INPUT FOR THIS TASK
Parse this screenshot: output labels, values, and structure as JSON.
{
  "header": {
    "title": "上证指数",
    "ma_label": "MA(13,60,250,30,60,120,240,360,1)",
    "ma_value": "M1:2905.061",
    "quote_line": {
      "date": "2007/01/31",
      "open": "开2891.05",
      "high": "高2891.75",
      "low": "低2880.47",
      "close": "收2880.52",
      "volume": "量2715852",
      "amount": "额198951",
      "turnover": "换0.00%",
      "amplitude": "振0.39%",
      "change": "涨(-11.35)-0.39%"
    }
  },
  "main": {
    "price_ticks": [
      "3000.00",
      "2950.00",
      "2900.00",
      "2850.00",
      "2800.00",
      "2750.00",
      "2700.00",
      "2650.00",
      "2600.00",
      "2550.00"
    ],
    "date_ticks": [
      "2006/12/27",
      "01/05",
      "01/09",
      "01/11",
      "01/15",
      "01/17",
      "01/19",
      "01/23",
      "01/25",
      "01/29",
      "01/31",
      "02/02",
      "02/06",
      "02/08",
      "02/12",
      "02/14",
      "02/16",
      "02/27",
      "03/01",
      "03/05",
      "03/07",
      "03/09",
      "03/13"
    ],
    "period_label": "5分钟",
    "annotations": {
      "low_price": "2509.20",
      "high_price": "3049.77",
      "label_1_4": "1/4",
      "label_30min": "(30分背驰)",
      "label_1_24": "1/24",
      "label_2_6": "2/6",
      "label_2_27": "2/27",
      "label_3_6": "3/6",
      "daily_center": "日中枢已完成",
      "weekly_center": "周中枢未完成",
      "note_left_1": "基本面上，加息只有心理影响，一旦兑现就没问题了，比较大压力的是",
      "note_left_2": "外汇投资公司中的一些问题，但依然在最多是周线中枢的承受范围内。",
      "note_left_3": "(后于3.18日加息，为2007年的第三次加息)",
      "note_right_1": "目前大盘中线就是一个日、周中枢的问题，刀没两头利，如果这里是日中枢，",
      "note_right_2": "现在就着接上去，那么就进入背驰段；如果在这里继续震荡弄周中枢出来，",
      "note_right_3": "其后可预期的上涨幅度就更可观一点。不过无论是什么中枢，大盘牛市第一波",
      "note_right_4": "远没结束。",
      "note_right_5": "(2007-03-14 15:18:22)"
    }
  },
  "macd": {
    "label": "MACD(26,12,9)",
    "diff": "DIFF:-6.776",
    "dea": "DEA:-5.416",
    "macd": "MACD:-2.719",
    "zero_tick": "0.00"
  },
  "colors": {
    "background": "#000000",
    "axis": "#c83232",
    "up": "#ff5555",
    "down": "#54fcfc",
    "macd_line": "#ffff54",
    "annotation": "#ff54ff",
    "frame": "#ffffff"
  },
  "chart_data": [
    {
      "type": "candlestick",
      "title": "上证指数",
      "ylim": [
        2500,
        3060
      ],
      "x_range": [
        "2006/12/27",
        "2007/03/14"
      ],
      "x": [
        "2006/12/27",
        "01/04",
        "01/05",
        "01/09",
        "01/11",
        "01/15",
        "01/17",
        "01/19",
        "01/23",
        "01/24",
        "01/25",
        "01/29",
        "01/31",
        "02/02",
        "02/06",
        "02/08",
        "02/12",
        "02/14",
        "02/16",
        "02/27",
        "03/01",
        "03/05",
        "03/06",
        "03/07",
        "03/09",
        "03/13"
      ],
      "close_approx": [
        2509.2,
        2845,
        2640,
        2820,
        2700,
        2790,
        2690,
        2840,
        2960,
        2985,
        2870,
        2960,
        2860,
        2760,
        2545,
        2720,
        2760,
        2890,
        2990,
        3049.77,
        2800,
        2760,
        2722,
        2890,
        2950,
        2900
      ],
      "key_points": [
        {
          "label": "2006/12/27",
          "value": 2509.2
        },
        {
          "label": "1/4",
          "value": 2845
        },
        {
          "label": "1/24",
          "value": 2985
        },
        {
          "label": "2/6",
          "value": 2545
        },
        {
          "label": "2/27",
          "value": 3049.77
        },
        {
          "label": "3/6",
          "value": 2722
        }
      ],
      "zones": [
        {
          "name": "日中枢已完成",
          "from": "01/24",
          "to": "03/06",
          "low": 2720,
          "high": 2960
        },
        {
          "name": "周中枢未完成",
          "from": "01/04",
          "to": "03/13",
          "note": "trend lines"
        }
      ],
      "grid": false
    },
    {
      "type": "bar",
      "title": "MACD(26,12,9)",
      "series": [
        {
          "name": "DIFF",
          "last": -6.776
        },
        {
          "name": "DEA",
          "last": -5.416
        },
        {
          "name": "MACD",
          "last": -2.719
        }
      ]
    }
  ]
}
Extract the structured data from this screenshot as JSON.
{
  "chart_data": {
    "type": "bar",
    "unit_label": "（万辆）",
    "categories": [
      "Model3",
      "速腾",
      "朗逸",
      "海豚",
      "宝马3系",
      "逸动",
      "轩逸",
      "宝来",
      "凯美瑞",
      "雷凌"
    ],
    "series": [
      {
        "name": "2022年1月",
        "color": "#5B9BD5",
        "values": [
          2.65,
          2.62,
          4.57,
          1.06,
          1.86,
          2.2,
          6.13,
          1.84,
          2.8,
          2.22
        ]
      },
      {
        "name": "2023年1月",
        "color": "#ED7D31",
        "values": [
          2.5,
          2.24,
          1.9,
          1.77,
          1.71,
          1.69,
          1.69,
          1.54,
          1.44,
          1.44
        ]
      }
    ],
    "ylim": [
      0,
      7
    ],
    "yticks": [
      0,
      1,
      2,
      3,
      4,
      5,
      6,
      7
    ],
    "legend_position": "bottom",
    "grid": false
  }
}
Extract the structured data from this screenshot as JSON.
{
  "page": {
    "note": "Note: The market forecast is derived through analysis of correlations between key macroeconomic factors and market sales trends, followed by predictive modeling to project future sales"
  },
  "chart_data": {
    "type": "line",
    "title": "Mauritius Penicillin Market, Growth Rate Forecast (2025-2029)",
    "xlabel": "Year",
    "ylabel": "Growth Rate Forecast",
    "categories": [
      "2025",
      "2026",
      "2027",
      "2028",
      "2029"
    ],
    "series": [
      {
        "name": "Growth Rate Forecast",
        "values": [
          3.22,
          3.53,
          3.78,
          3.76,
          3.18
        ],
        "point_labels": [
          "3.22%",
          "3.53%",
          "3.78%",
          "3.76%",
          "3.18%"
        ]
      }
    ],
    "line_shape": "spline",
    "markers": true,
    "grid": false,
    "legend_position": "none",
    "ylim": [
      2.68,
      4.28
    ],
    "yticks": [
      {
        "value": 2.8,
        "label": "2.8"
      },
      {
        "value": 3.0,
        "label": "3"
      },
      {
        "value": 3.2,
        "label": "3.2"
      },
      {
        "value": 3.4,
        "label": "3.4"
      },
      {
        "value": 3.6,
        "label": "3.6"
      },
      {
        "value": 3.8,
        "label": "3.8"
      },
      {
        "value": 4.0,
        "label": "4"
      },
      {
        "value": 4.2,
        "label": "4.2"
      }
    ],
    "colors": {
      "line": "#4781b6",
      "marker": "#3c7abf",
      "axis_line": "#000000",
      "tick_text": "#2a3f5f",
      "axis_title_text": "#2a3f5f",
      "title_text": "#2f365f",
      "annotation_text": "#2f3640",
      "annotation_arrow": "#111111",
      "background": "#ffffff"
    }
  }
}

AIM OF THE TASK
Copy each record from above exactly, and include every line.

RESPONSE
Parse this screenshot: output labels, values, and structure as JSON.
{
  "header": {
    "title": "上证指数",
    "ma_label": "MA(13,60,250,30,60,120,240,360,1)",
    "ma_value": "M1:2905.061",
    "quote_line": {
      "date": "2007/01/31",
      "open": "开2891.05",
      "high": "高2891.75",
      "low": "低2880.47",
      "close": "收2880.52",
      "volume": "量2715852",
      "amount": "额198951",
      "turnover": "换0.00%",
      "amplitude": "振0.39%",
      "change": "涨(-11.35)-0.39%"
    }
  },
  "main": {
    "price_ticks": [
      "3000.00",
      "2950.00",
      "2900.00",
      "2850.00",
      "2800.00",
      "2750.00",
      "2700.00",
      "2650.00",
      "2600.00",
      "2550.00"
    ],
    "date_ticks": [
      "2006/12/27",
      "01/05",
      "01/09",
      "01/11",
      "01/15",
      "01/17",
      "01/19",
      "01/23",
      "01/25",
      "01/29",
      "01/31",
      "02/02",
      "02/06",
      "02/08",
      "02/12",
      "02/14",
      "02/16",
      "02/27",
      "03/01",
      "03/05",
      "03/07",
      "03/09",
      "03/13"
    ],
    "period_label": "5分钟",
    "annotations": {
      "low_price": "2509.20",
      "high_price": "3049.77",
      "label_1_4": "1/4",
      "label_30min": "(30分背驰)",
      "label_1_24": "1/24",
      "label_2_6": "2/6",
      "label_2_27": "2/27",
      "label_3_6": "3/6",
      "daily_center": "日中枢已完成",
      "weekly_center": "周中枢未完成",
      "note_left_1": "基本面上，加息只有心理影响，一旦兑现就没问题了，比较大压力的是",
      "note_left_2": "外汇投资公司中的一些问题，但依然在最多是周线中枢的承受范围内。",
      "note_left_3": "(后于3.18日加息，为2007年的第三次加息)",
      "note_right_1": "目前大盘中线就是一个日、周中枢的问题，刀没两头利，如果这里是日中枢，",
      "note_right_2": "现在就着接上去，那么就进入背驰段；如果在这里继续震荡弄周中枢出来，",
      "note_right_3": "其后可预期的上涨幅度就更可观一点。不过无论是什么中枢，大盘牛市第一波",
      "note_right_4": "远没结束。",
      "note_right_5": "(2007-03-14 15:18:22)"
    }
  },
  "macd": {
    "label": "MACD(26,12,9)",
    "diff": "DIFF:-6.776",
    "dea": "DEA:-5.416",
    "macd": "MACD:-2.719",
    "zero_tick": "0.00"
  },
  "colors": {
    "background": "#000000",
    "axis": "#c83232",
    "up": "#ff5555",
    "down": "#54fcfc",
    "macd_line": "#ffff54",
    "annotation": "#ff54ff",
    "frame": "#ffffff"
  },
  "chart_data": [
    {
      "type": "candlestick",
      "title": "上证指数",
      "ylim": [
        2500,
        3060
      ],
      "x_range": [
        "2006/12/27",
        "2007/03/14"
      ],
      "x": [
        "2006/12/27",
        "01/04",
        "01/05",
        "01/09",
        "01/11",
        "01/15",
        "01/17",
        "01/19",
        "01/23",
        "01/24",
        "01/25",
        "01/29",
        "01/31",
        "02/02",
        "02/06",
        "02/08",
        "02/12",
        "02/14",
        "02/16",
        "02/27",
        "03/01",
        "03/05",
        "03/06",
        "03/07",
        "03/09",
        "03/13"
      ],
      "close_approx": [
        2509.2,
        2845,
        2640,
        2820,
        2700,
        2790,
        2690,
        2840,
        2960,
        2985,
        2870,
        2960,
        2860,
        2760,
        2545,
        2720,
        2760,
        2890,
        2990,
        3049.77,
        2800,
        2760,
        2722,
        2890,
        2950,
        2900
      ],
      "key_points": [
        {
          "label": "2006/12/27",
          "value": 2509.2
        },
        {
          "label": "1/4",
          "value": 2845
        },
        {
          "label": "1/24",
          "value": 2985
        },
        {
          "label": "2/6",
          "value": 2545
        },
        {
          "label": "2/27",
          "value": 3049.77
        },
        {
          "label": "3/6",
          "value": 2722
        }
      ],
      "zones": [
        {
          "name": "日中枢已完成",
          "from": "01/24",
          "to": "03/06",
          "low": 2720,
          "high": 2960
        },
        {
          "name": "周中枢未完成",
          "from": "01/04",
          "to": "03/13",
          "note": "trend lines"
        }
      ],
      "grid": false
    },
    {
      "type": "bar",
      "title": "MACD(26,12,9)",
      "series": [
        {
          "name": "DIFF",
          "last": -6.776
        },
        {
          "name": "DEA",
          "last": -5.416
        },
        {
          "name": "MACD",
          "last": -2.719
        }
      ]
    }
  ]
}
Extract the structured data from this screenshot as JSON.
{
  "chart_data": {
    "type": "bar",
    "unit_label": "（万辆）",
    "categories": [
      "Model3",
      "速腾",
      "朗逸",
      "海豚",
      "宝马3系",
      "逸动",
      "轩逸",
      "宝来",
      "凯美瑞",
      "雷凌"
    ],
    "series": [
      {
        "name": "2022年1月",
        "color": "#5B9BD5",
        "values": [
          2.65,
          2.62,
          4.57,
          1.06,
          1.86,
          2.2,
          6.13,
          1.84,
          2.8,
          2.22
        ]
      },
      {
        "name": "2023年1月",
        "color": "#ED7D31",
        "values": [
          2.5,
          2.24,
          1.9,
          1.77,
          1.71,
          1.69,
          1.69,
          1.54,
          1.44,
          1.44
        ]
      }
    ],
    "ylim": [
      0,
      7
    ],
    "yticks": [
      0,
      1,
      2,
      3,
      4,
      5,
      6,
      7
    ],
    "legend_position": "bottom",
    "grid": false
  }
}
Extract the structured data from this screenshot as JSON.
{
  "page": {
    "note": "Note: The market forecast is derived through analysis of correlations between key macroeconomic factors and market sales trends, followed by predictive modeling to project future sales"
  },
  "chart_data": {
    "type": "line",
    "title": "Mauritius Penicillin Market, Growth Rate Forecast (2025-2029)",
    "xlabel": "Year",
    "ylabel": "Growth Rate Forecast",
    "categories": [
      "2025",
      "2026",
      "2027",
      "2028",
      "2029"
    ],
    "series": [
      {
        "name": "Growth Rate Forecast",
        "values": [
          3.22,
          3.53,
          3.78,
          3.76,
          3.18
        ],
        "point_labels": [
          "3.22%",
          "3.53%",
          "3.78%",
          "3.76%",
          "3.18%"
        ]
      }
    ],
    "line_shape": "spline",
    "markers": true,
    "grid": false,
    "legend_position": "none",
    "ylim": [
      2.68,
      4.28
    ],
    "yticks": [
      {
        "value": 2.8,
        "label": "2.8"
      },
      {
        "value": 3.0,
        "label": "3"
      },
      {
        "value": 3.2,
        "label": "3.2"
      },
      {
        "value": 3.4,
        "label": "3.4"
      },
      {
        "value": 3.6,
        "label": "3.6"
      },
      {
        "value": 3.8,
        "label": "3.8"
      },
      {
        "value": 4.0,
        "label": "4"
      },
      {
        "value": 4.2,
        "label": "4.2"
      }
    ],
    "colors": {
      "line": "#4781b6",
      "marker": "#3c7abf",
      "axis_line": "#000000",
      "tick_text": "#2a3f5f",
      "axis_title_text": "#2a3f5f",
      "title_text": "#2f365f",
      "annotation_text": "#2f3640",
      "annotation_arrow": "#111111",
      "background": "#ffffff"
    }
  }
}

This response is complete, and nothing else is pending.